Source text>

At that stage of construction is was completely red-leaded
and moored in the Musgrave Channel. It was a huge ship
and its hull was very high out of the water which required
two gangways: One led to a steel platform welded to
the side of the ship. Another one ran parallel to the
side of the ship to the cutting deck which was 50 feet
above the jetty. Both gangways were made of timber.
It was the parallel gangway that broke. Superstition
still reigned then. Even the local media was writing
about the gangway breaking at the thirteenth step.
But before that when I was an office boy in Billy Eason's
time office in the Thompson Works a dreadful accident
happened on the 11th of September, 1947. There was an
explosion in the engine room of the Reina Del Pacifico,
a former troop ship which was being converted back to
its original role as a passenger ship to Cuba and Latin
America. Twenty-eight men died and 23 were injured.
The ship had been on shake-down trials and speed trials
along the measured mile off the Clyde. All four engines
had been put through their paces and seemed all right.
The ship began to sail back to its berth in the Musgrave
Channel when the engine room blew up without warning
about seven miles off Copeland Island.
I heard the news on the radio on the evening of the
11th of September. Next morning I was giving out the
boards in the time office(a board was made of wood,
about three inches long by two inches wide with two
ears between which a person's number was stamped. The
ears were for picking it out of the wooden tray) when
a fitter who had been on the ship entered and began
talking in an agitated manner to Billy Eason. He had
helped the doctor to administer morphine tablets to
the injured. I remember he was almost out out of his
mind in describing the horrors. He seized me and demonstrated
how he had pushed the morphine tablets into the mouths
of the injured men. Then he was bandaging Billy Eason's
chest with imaginary bandages. To my embarrassment I
burst out laughing.
Later the Reina Del Pacifico was towed up the Lough
to Victoria Wharf. I couldn't wait to get round to see
it. I imagined half the huge ship gone but there was
no sign of damage on the outside, except for a patch
of oily soot on the top of one of the yellow funnels.
A huge crowd had gathered - men had just downed tools.
Journalists were everywhere. The roof of a nearby workshop
was crowded with sightseers. The harbour police couldn't
get them off the asbestos roof and kept telling them
it was dangerous.
Then the bodies, wrapped in white sheets began to be
carried down the gangway on stretchers. One photographer
gathered a few of us office boys together in order to
take a photo. One boy began to slick his hair back with
spittle and generally we were all smiling into the camera.
The photographer kept telling us to put on a sad face
but we couldn't. He gave up in disgust. We were fourteen
and fifteen years old and the world of the adults was
not quite real to us yet.
A few weeks later some of us sneaked aboard the disaster
ship to look down into the vast engine room. It was
a mess of tangled steel stairways and pipes with a smell
of burnt oil. I wondered how anyone managed to survive
that hell.
Besides these serious accidents the first-aid post
were always very busy in the shipyard. Every ship I
worked on had a death or two and many injuries. I was
myself injured a few times but not seriously. With the
macho atmosphere in the Yard you made light of having
your head stitched after a heavy spanner fell on you
from a height. (no hard hats then) Yet the older men
near retirement were of the opinion that we teenager
would never match his generation that built ships like
the Titanic. On top of that the war veterans from both
world wars made us out to be milk sops if we complained
about the cold or accidentally banging our fingernails
black with a hammer.

The data>

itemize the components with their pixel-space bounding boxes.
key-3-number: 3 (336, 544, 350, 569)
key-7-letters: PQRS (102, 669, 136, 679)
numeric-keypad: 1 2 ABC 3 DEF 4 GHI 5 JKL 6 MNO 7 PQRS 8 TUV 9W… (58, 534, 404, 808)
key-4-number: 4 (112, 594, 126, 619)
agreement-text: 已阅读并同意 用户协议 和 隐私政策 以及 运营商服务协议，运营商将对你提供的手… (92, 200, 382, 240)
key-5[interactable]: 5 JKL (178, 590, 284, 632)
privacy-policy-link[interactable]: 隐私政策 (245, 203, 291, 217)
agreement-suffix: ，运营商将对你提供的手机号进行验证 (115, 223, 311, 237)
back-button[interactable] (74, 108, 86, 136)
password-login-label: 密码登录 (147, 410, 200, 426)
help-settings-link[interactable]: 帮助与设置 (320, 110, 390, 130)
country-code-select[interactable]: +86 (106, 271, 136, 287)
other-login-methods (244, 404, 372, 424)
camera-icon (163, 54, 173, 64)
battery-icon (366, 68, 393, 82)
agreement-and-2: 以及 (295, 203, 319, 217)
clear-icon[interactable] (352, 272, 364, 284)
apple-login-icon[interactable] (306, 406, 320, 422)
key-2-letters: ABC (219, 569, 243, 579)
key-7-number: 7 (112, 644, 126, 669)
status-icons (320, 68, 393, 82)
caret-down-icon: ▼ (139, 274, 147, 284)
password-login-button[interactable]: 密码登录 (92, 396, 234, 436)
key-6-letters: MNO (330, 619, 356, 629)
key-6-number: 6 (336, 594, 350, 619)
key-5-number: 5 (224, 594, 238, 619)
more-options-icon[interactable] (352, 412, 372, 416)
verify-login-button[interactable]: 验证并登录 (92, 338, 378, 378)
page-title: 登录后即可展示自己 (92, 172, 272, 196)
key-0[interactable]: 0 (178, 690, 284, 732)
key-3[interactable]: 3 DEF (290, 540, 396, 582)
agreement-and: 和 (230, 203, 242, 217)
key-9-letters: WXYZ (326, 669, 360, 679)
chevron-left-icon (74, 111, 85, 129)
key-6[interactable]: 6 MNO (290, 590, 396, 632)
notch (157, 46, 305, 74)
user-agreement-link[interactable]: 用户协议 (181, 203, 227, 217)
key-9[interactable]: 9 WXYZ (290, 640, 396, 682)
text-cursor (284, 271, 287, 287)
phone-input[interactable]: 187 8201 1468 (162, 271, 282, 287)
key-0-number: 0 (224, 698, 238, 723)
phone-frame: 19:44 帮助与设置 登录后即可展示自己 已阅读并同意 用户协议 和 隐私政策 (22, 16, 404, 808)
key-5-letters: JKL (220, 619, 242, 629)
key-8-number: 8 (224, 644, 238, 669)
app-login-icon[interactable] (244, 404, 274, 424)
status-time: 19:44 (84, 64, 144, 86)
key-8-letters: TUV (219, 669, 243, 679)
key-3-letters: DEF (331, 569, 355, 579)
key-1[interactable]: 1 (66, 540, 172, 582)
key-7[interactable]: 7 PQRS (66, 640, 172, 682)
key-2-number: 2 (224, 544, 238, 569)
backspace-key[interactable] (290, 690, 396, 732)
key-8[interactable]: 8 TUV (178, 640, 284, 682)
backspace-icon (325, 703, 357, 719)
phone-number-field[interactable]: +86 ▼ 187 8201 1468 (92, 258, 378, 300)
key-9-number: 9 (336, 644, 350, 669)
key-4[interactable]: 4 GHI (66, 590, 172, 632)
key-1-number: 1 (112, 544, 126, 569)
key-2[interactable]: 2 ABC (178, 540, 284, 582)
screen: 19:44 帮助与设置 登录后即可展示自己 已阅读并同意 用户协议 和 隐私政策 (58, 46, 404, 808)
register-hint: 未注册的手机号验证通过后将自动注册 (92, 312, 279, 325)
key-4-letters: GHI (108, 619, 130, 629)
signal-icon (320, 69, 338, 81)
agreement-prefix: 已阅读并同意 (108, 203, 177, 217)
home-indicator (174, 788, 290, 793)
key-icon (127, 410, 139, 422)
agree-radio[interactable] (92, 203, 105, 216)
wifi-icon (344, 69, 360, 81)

What you need to do>
1) In the shipyard account, how many men died in the engine room explosion on the Reina Del Pacifico?
2) Reproduce the records, everything from the first line down to the line containing "key-5-number: 5 (224, 594, 238, 619)", with both of those lines included.
The shipyard account and the records have no connection to each other.

Results>
1) Twenty-eight men died.

2)
itemize the components with their pixel-space bounding boxes.
key-3-number: 3 (336, 544, 350, 569)
key-7-letters: PQRS (102, 669, 136, 679)
numeric-keypad: 1 2 ABC 3 DEF 4 GHI 5 JKL 6 MNO 7 PQRS 8 TUV 9W… (58, 534, 404, 808)
key-4-number: 4 (112, 594, 126, 619)
agreement-text: 已阅读并同意 用户协议 和 隐私政策 以及 运营商服务协议，运营商将对你提供的手… (92, 200, 382, 240)
key-5[interactable]: 5 JKL (178, 590, 284, 632)
privacy-policy-link[interactable]: 隐私政策 (245, 203, 291, 217)
agreement-suffix: ，运营商将对你提供的手机号进行验证 (115, 223, 311, 237)
back-button[interactable] (74, 108, 86, 136)
password-login-label: 密码登录 (147, 410, 200, 426)
help-settings-link[interactable]: 帮助与设置 (320, 110, 390, 130)
country-code-select[interactable]: +86 (106, 271, 136, 287)
other-login-methods (244, 404, 372, 424)
camera-icon (163, 54, 173, 64)
battery-icon (366, 68, 393, 82)
agreement-and-2: 以及 (295, 203, 319, 217)
clear-icon[interactable] (352, 272, 364, 284)
apple-login-icon[interactable] (306, 406, 320, 422)
key-2-letters: ABC (219, 569, 243, 579)
key-7-number: 7 (112, 644, 126, 669)
status-icons (320, 68, 393, 82)
caret-down-icon: ▼ (139, 274, 147, 284)
password-login-button[interactable]: 密码登录 (92, 396, 234, 436)
key-6-letters: MNO (330, 619, 356, 629)
key-6-number: 6 (336, 594, 350, 619)
key-5-number: 5 (224, 594, 238, 619)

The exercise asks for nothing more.